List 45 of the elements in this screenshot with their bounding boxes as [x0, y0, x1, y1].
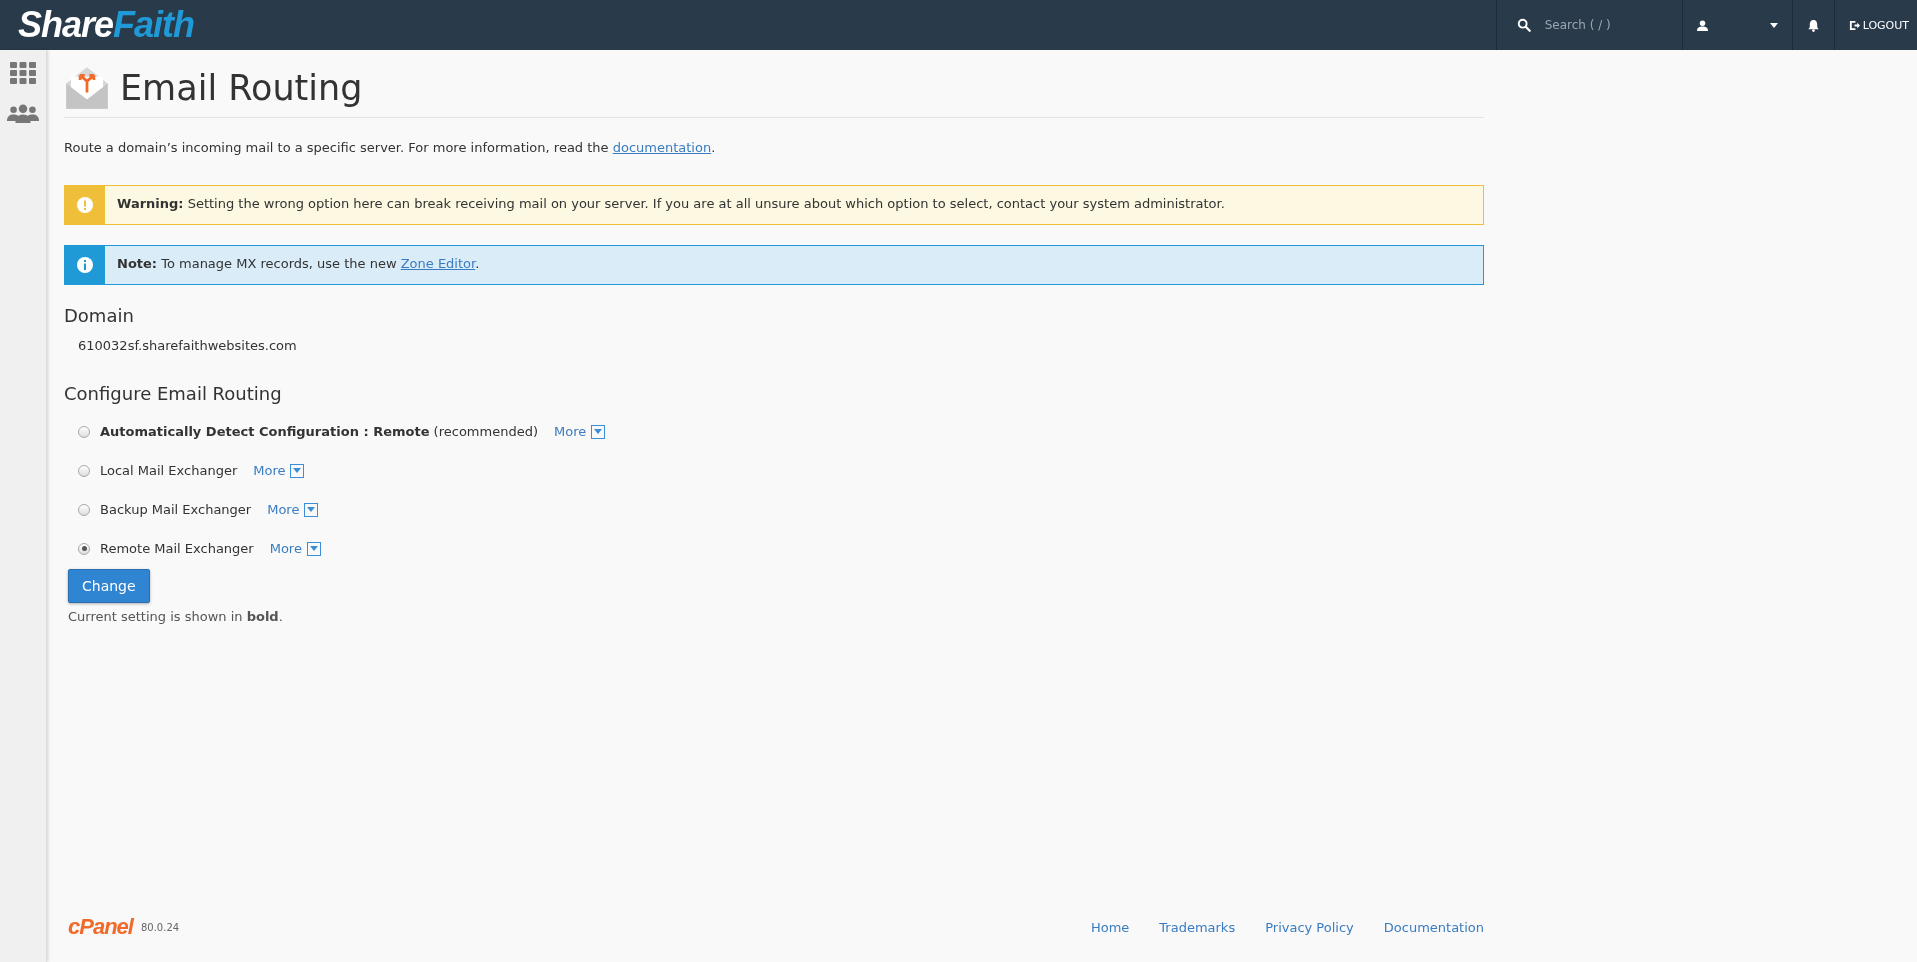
envelope-icon: [64, 65, 110, 111]
users-icon[interactable]: [6, 104, 40, 123]
radio-button[interactable]: [78, 542, 90, 555]
brand-logo[interactable]: ShareFaith: [0, 0, 195, 50]
hint-text: Current setting is shown in bold.: [67, 609, 284, 624]
info-icon: [77, 257, 93, 273]
more-link[interactable]: More: [269, 541, 302, 556]
more-link[interactable]: More: [267, 502, 300, 517]
expand-icon[interactable]: [306, 541, 321, 556]
page-title: Email Routing: [120, 67, 363, 109]
expand-icon[interactable]: [290, 463, 305, 478]
logout-icon: [1848, 19, 1860, 31]
intro-text: Route a domain’s incoming mail to a specific server. For more information, read the documentation.: [64, 140, 717, 155]
section-heading: Domain: [64, 305, 135, 326]
option-label[interactable]: Local Mail Exchanger: [100, 463, 238, 478]
footer-link[interactable]: Documentation: [1383, 919, 1484, 935]
option-label[interactable]: Remote Mail Exchanger: [100, 541, 254, 556]
logout-button[interactable]: LOGOUT: [1833, 0, 1917, 50]
section-heading: Configure Email Routing: [64, 383, 283, 404]
expand-icon[interactable]: [591, 424, 606, 439]
warning-icon: [77, 197, 93, 213]
expand-icon[interactable]: [304, 502, 319, 517]
footer-link[interactable]: Trademarks: [1159, 919, 1236, 935]
change-button[interactable]: Change: [68, 569, 150, 603]
zone-editor-link[interactable]: Zone Editor: [400, 256, 476, 271]
radio-button[interactable]: [78, 464, 90, 477]
footer-link[interactable]: Privacy Policy: [1265, 919, 1354, 935]
alert-text: Note: To manage MX records, use the new Zone Editor.: [116, 255, 481, 273]
domain-name: 610032sf.sharefaithwebsites.com: [77, 337, 298, 355]
option-label[interactable]: Backup Mail Exchanger: [100, 502, 252, 517]
bell-icon: [1806, 18, 1820, 32]
search-icon: [1516, 18, 1531, 32]
more-link[interactable]: More: [253, 463, 286, 478]
radio-button[interactable]: [78, 425, 90, 438]
radio-button[interactable]: [78, 503, 90, 516]
user-icon: [1696, 19, 1708, 31]
grid-icon[interactable]: [10, 62, 36, 84]
alert-text: Warning: Setting the wrong option here can break receiving mail on your server. If you are at all unsure about which option to select, contact your system administrator.: [116, 195, 1226, 213]
cpanel-logo: cPanel: [68, 914, 133, 940]
option-label[interactable]: Automatically Detect Configuration : Remote (recommended): [100, 424, 538, 439]
version-text: 80.0.24: [140, 921, 180, 933]
more-link[interactable]: More: [554, 424, 587, 439]
footer-link[interactable]: Home: [1090, 919, 1130, 935]
search-field[interactable]: Search ( / ): [1542, 17, 1667, 33]
documentation-link[interactable]: documentation: [612, 140, 712, 155]
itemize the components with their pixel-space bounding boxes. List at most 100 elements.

AIM OF THE TASK
Copy out the whole listing above word for word, leaving out the picture.

TASK RESPONSE
List 45 of the elements in this screenshot with their bounding boxes as [x0, y0, x1, y1].
envelope-icon: [64, 65, 110, 111]
users-icon[interactable]: [6, 104, 40, 123]
radio-button[interactable]: [78, 542, 90, 555]
brand-logo[interactable]: ShareFaith: [0, 0, 195, 50]
hint-text: Current setting is shown in bold.: [67, 609, 284, 624]
info-icon: [77, 257, 93, 273]
more-link[interactable]: More: [269, 541, 302, 556]
more-link[interactable]: More: [267, 502, 300, 517]
expand-icon[interactable]: [306, 541, 321, 556]
page-title: Email Routing: [120, 67, 363, 109]
expand-icon[interactable]: [290, 463, 305, 478]
logout-icon: [1848, 19, 1860, 31]
intro-text: Route a domain’s incoming mail to a specific server. For more information, read the documentation.: [64, 140, 717, 155]
section-heading: Domain: [64, 305, 135, 326]
option-label[interactable]: Local Mail Exchanger: [100, 463, 238, 478]
footer-link[interactable]: Documentation: [1383, 919, 1484, 935]
option-label[interactable]: Remote Mail Exchanger: [100, 541, 254, 556]
logout-button[interactable]: LOGOUT: [1833, 0, 1917, 50]
section-heading: Configure Email Routing: [64, 383, 283, 404]
expand-icon[interactable]: [591, 424, 606, 439]
warning-icon: [77, 197, 93, 213]
expand-icon[interactable]: [304, 502, 319, 517]
footer-link[interactable]: Trademarks: [1159, 919, 1236, 935]
change-button[interactable]: Change: [68, 569, 150, 603]
zone-editor-link[interactable]: Zone Editor: [400, 256, 476, 271]
radio-button[interactable]: [78, 464, 90, 477]
footer-link[interactable]: Privacy Policy: [1265, 919, 1354, 935]
alert-text: Note: To manage MX records, use the new Zone Editor.: [116, 255, 481, 273]
domain-name: 610032sf.sharefaithwebsites.com: [77, 337, 298, 355]
option-label[interactable]: Backup Mail Exchanger: [100, 502, 252, 517]
bell-icon: [1806, 18, 1820, 32]
search-icon: [1516, 18, 1531, 32]
more-link[interactable]: More: [253, 463, 286, 478]
radio-button[interactable]: [78, 425, 90, 438]
radio-button[interactable]: [78, 503, 90, 516]
user-icon: [1696, 19, 1708, 31]
grid-icon[interactable]: [10, 62, 36, 84]
alert-text: Warning: Setting the wrong option here can break receiving mail on your server. If you are at all unsure about which option to select, contact your system administrator.: [116, 195, 1226, 213]
cpanel-logo: cPanel: [68, 914, 133, 940]
option-label[interactable]: Automatically Detect Configuration : Remote (recommended): [100, 424, 538, 439]
version-text: 80.0.24: [140, 921, 180, 933]
more-link[interactable]: More: [554, 424, 587, 439]
footer-link[interactable]: Home: [1090, 919, 1130, 935]
search-field[interactable]: Search ( / ): [1542, 17, 1667, 33]
documentation-link[interactable]: documentation: [612, 140, 712, 155]
itemize the components with their pixel-space bounding boxes. List at most 100 elements.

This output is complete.